§ EXERCISE INSTRUCTIONS
For this exercise, repeat all of the material verbatim apart from its images.

§ WORKING DATA
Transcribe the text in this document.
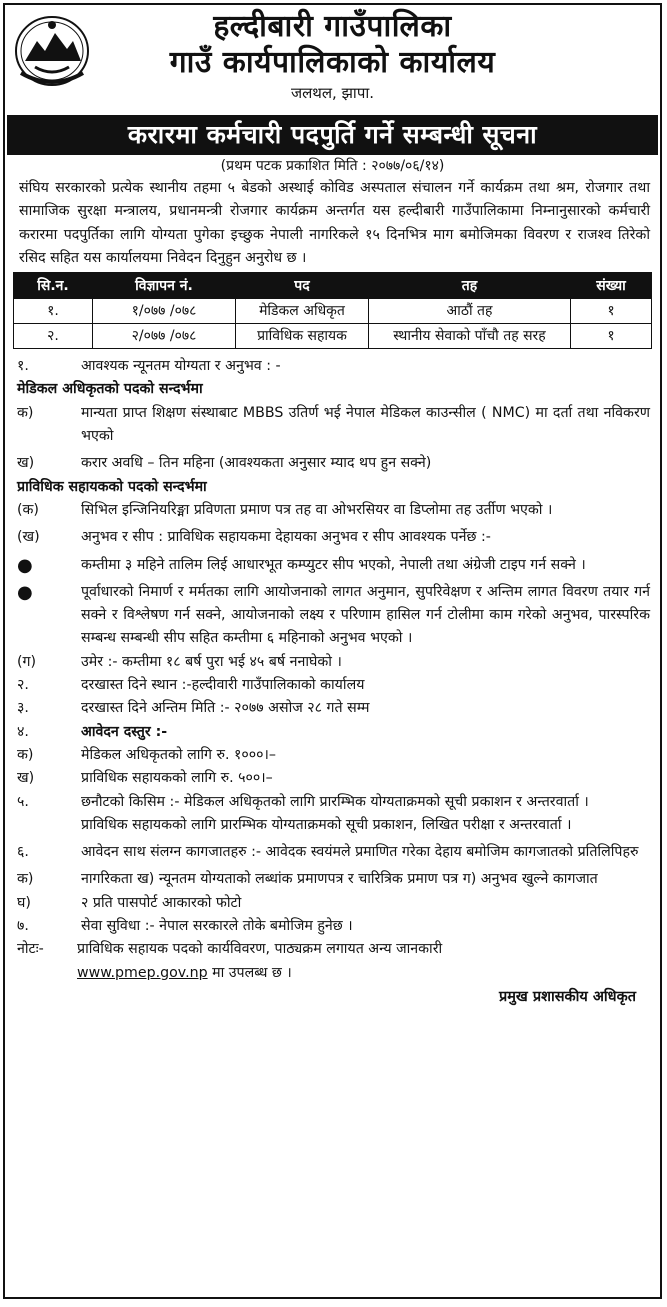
हल्दीबारी गाउँपालिका
गाउँ कार्यपालिकाको कार्यालय
जलथल, झापा.
करारमा कर्मचारी पदपुर्ति गर्ने सम्बन्धी सूचना
(प्रथम पटक प्रकाशित मिति : २०७७/०६/१४)
संघिय सरकारको प्रत्येक स्थानीय तहमा ५ बेडको अस्थाई कोविड अस्पताल संचालन गर्ने कार्यक्रम तथा श्रम, रोजगार तथा सामाजिक सुरक्षा मन्त्रालय, प्रधानमन्त्री रोजगार कार्यक्रम अन्तर्गत यस हल्दीबारी गाउँपालिकामा निम्नानुसारको कर्मचारी करारमा पदपुर्तिका लागि योग्यता पुगेका इच्छुक नेपाली नागरिकले १५ दिनभित्र माग बमोजिमका विवरण र राजश्व तिरेको रसिद सहित यस कार्यालयमा निवेदन दिनुहुन अनुरोध छ ।
सि.न.	विज्ञापन नं.	पद	तह	संख्या
१.	१/०७७ /०७८	मेडिकल अधिकृत	आठौं तह	१
२.	२/०७७ /०७८	प्राविधिक सहायक	स्थानीय सेवाको पाँचौ तह सरह	१
१.	आवश्यक न्यूनतम योग्यता र अनुभव : -
मेडिकल अधिकृतको पदको सन्दर्भमा
क)	मान्यता प्राप्त शिक्षण संस्थाबाट MBBS उतिर्ण भई नेपाल मेडिकल काउन्सील ( NMC) मा दर्ता तथा नविकरण भएको
ख)	करार अवधि – तिन महिना (आवश्यकता अनुसार म्याद थप हुन सक्ने)
प्राविधिक सहायकको पदको सन्दर्भमा
(क)	सिभिल इन्जिनियरिङ्मा प्रविणता प्रमाण पत्र तह वा ओभरसियर वा डिप्लोमा तह उर्तीण भएको ।
(ख)	अनुभव र सीप : प्राविधिक सहायकमा देहायका अनुभव र सीप आवश्यक पर्नेछ :-
●	कम्तीमा ३ महिने तालिम लिई आधारभूत कम्प्युटर सीप भएको, नेपाली तथा अंग्रेजी टाइप गर्न सक्ने ।
●	पूर्वाधारको निमार्ण र मर्मतका लागि आयोजनाको लागत अनुमान, सुपरिवेक्षण र अन्तिम लागत विवरण तयार गर्न सक्ने र विश्लेषण गर्न सक्ने, आयोजनाको लक्ष्य र परिणाम हासिल गर्न टोलीमा काम गरेको अनुभव, पारस्परिक सम्बन्ध सम्बन्धी सीप सहित कम्तीमा ६ महिनाको अनुभव भएको ।
(ग)	उमेर :- कम्तीमा १८ बर्ष पुरा भई ४५ बर्ष ननाघेको ।
२.	दरखास्त दिने स्थान :-हल्दीवारी गाउँपालिकाको कार्यालय
३.	दरखास्त दिने अन्तिम मिति :- २०७७ असोज २८ गते सम्म
४.	आवेदन दस्तुर :-
क)	मेडिकल अधिकृतको लागि रु. १०००।–
ख)	प्राविधिक सहायकको लागि रु. ५००।–
५.	छनौटको किसिम :- मेडिकल अधिकृतको लागि प्रारम्भिक योग्यताक्रमको सूची प्रकाशन र अन्तरवार्ता ।
प्राविधिक सहायकको लागि प्रारम्भिक योग्यताक्रमको सूची प्रकाशन, लिखित परीक्षा र अन्तरवार्ता ।
६.	आवेदन साथ संलग्न कागजातहरु :- आवेदक स्वयंमले प्रमाणित गरेका देहाय बमोजिम कागजातको प्रतिलिपिहरु
क)	नागरिकता ख) न्यूनतम योग्यताको लब्धांक प्रमाणपत्र र चारित्रिक प्रमाण पत्र ग) अनुभव खुल्ने कागजात
घ)	२ प्रति पासपोर्ट आकारको फोटो
७.	सेवा सुविधा :- नेपाल सरकारले तोके बमोजिम हुनेछ ।
नोटः-	प्राविधिक सहायक पदको कार्यविवरण, पाठ्यक्रम लगायत अन्य जानकारी
www.pmep.gov.np मा उपलब्ध छ ।
प्रमुख प्रशासकीय अधिकृत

§ CORRECT RESULT
Transcribe the text in this document.
हल्दीबारी गाउँपालिका
गाउँ कार्यपालिकाको कार्यालय
जलथल, झापा.
करारमा कर्मचारी पदपुर्ति गर्ने सम्बन्धी सूचना
(प्रथम पटक प्रकाशित मिति : २०७७/०६/१४)
संघिय सरकारको प्रत्येक स्थानीय तहमा ५ बेडको अस्थाई कोविड अस्पताल संचालन गर्ने कार्यक्रम तथा श्रम, रोजगार तथा सामाजिक सुरक्षा मन्त्रालय, प्रधानमन्त्री रोजगार कार्यक्रम अन्तर्गत यस हल्दीबारी गाउँपालिकामा निम्नानुसारको कर्मचारी करारमा पदपुर्तिका लागि योग्यता पुगेका इच्छुक नेपाली नागरिकले १५ दिनभित्र माग बमोजिमका विवरण र राजश्व तिरेको रसिद सहित यस कार्यालयमा निवेदन दिनुहुन अनुरोध छ ।
सि.न.	विज्ञापन नं.	पद	तह	संख्या
१.	१/०७७ /०७८	मेडिकल अधिकृत	आठौं तह	१
२.	२/०७७ /०७८	प्राविधिक सहायक	स्थानीय सेवाको पाँचौ तह सरह	१
१.	आवश्यक न्यूनतम योग्यता र अनुभव : -
मेडिकल अधिकृतको पदको सन्दर्भमा
क)	मान्यता प्राप्त शिक्षण संस्थाबाट MBBS उतिर्ण भई नेपाल मेडिकल काउन्सील ( NMC) मा दर्ता तथा नविकरण भएको
ख)	करार अवधि – तिन महिना (आवश्यकता अनुसार म्याद थप हुन सक्ने)
प्राविधिक सहायकको पदको सन्दर्भमा
(क)	सिभिल इन्जिनियरिङ्मा प्रविणता प्रमाण पत्र तह वा ओभरसियर वा डिप्लोमा तह उर्तीण भएको ।
(ख)	अनुभव र सीप : प्राविधिक सहायकमा देहायका अनुभव र सीप आवश्यक पर्नेछ :-
●	कम्तीमा ३ महिने तालिम लिई आधारभूत कम्प्युटर सीप भएको, नेपाली तथा अंग्रेजी टाइप गर्न सक्ने ।
●	पूर्वाधारको निमार्ण र मर्मतका लागि आयोजनाको लागत अनुमान, सुपरिवेक्षण र अन्तिम लागत विवरण तयार गर्न सक्ने र विश्लेषण गर्न सक्ने, आयोजनाको लक्ष्य र परिणाम हासिल गर्न टोलीमा काम गरेको अनुभव, पारस्परिक सम्बन्ध सम्बन्धी सीप सहित कम्तीमा ६ महिनाको अनुभव भएको ।
(ग)	उमेर :- कम्तीमा १८ बर्ष पुरा भई ४५ बर्ष ननाघेको ।
२.	दरखास्त दिने स्थान :-हल्दीवारी गाउँपालिकाको कार्यालय
३.	दरखास्त दिने अन्तिम मिति :- २०७७ असोज २८ गते सम्म
४.	आवेदन दस्तुर :-
क)	मेडिकल अधिकृतको लागि रु. १०००।–
ख)	प्राविधिक सहायकको लागि रु. ५००।–
५.	छनौटको किसिम :- मेडिकल अधिकृतको लागि प्रारम्भिक योग्यताक्रमको सूची प्रकाशन र अन्तरवार्ता ।
प्राविधिक सहायकको लागि प्रारम्भिक योग्यताक्रमको सूची प्रकाशन, लिखित परीक्षा र अन्तरवार्ता ।
६.	आवेदन साथ संलग्न कागजातहरु :- आवेदक स्वयंमले प्रमाणित गरेका देहाय बमोजिम कागजातको प्रतिलिपिहरु
क)	नागरिकता ख) न्यूनतम योग्यताको लब्धांक प्रमाणपत्र र चारित्रिक प्रमाण पत्र ग) अनुभव खुल्ने कागजात
घ)	२ प्रति पासपोर्ट आकारको फोटो
७.	सेवा सुविधा :- नेपाल सरकारले तोके बमोजिम हुनेछ ।
नोटः-	प्राविधिक सहायक पदको कार्यविवरण, पाठ्यक्रम लगायत अन्य जानकारी
www.pmep.gov.np मा उपलब्ध छ ।
प्रमुख प्रशासकीय अधिकृत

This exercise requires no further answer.